* **CHALLENGE**:
Transcribe each line of the material as it is, and drop any picture.

(Stored entries)

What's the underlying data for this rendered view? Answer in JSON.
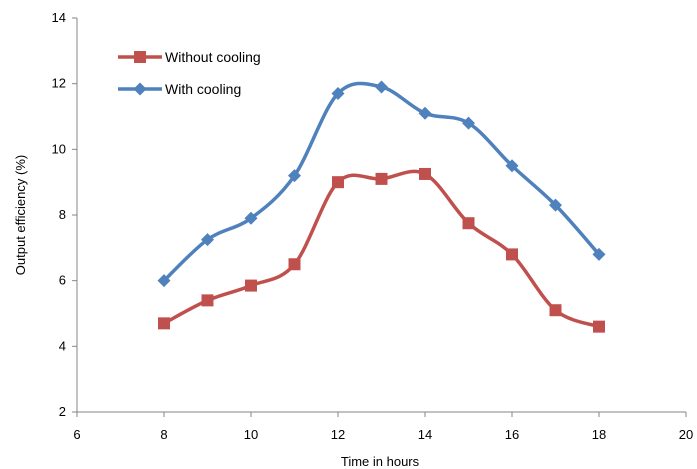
{
  "chart_data": {
    "type": "line",
    "title": "",
    "xlabel": "Time in hours",
    "ylabel": "Output efficiency (%)",
    "xlim": [
      6,
      20
    ],
    "ylim": [
      2,
      14
    ],
    "xticks": [
      "6",
      "8",
      "10",
      "12",
      "14",
      "16",
      "18",
      "20"
    ],
    "yticks": [
      "2",
      "4",
      "6",
      "8",
      "10",
      "12",
      "14"
    ],
    "grid": false,
    "legend_position": "top-left",
    "x": [
      8,
      9,
      10,
      11,
      12,
      13,
      14,
      15,
      16,
      17,
      18
    ],
    "series": [
      {
        "name": "Without cooling",
        "marker": "square",
        "color": "#c0504d",
        "values": [
          4.7,
          5.4,
          5.85,
          6.5,
          9.0,
          9.1,
          9.25,
          7.75,
          6.8,
          5.1,
          4.6
        ]
      },
      {
        "name": "With cooling",
        "marker": "diamond",
        "color": "#4f81bd",
        "values": [
          6.0,
          7.25,
          7.9,
          9.2,
          11.7,
          11.9,
          11.1,
          10.8,
          9.5,
          8.3,
          6.8
        ]
      }
    ]
  }
}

* **TASK SOLUTION**:
What's the underlying data for this rendered view? Answer in JSON.
{
  "chart_data": {
    "type": "line",
    "title": "",
    "xlabel": "Time in hours",
    "ylabel": "Output efficiency (%)",
    "xlim": [
      6,
      20
    ],
    "ylim": [
      2,
      14
    ],
    "xticks": [
      "6",
      "8",
      "10",
      "12",
      "14",
      "16",
      "18",
      "20"
    ],
    "yticks": [
      "2",
      "4",
      "6",
      "8",
      "10",
      "12",
      "14"
    ],
    "grid": false,
    "legend_position": "top-left",
    "x": [
      8,
      9,
      10,
      11,
      12,
      13,
      14,
      15,
      16,
      17,
      18
    ],
    "series": [
      {
        "name": "Without cooling",
        "marker": "square",
        "color": "#c0504d",
        "values": [
          4.7,
          5.4,
          5.85,
          6.5,
          9.0,
          9.1,
          9.25,
          7.75,
          6.8,
          5.1,
          4.6
        ]
      },
      {
        "name": "With cooling",
        "marker": "diamond",
        "color": "#4f81bd",
        "values": [
          6.0,
          7.25,
          7.9,
          9.2,
          11.7,
          11.9,
          11.1,
          10.8,
          9.5,
          8.3,
          6.8
        ]
      }
    ]
  }
}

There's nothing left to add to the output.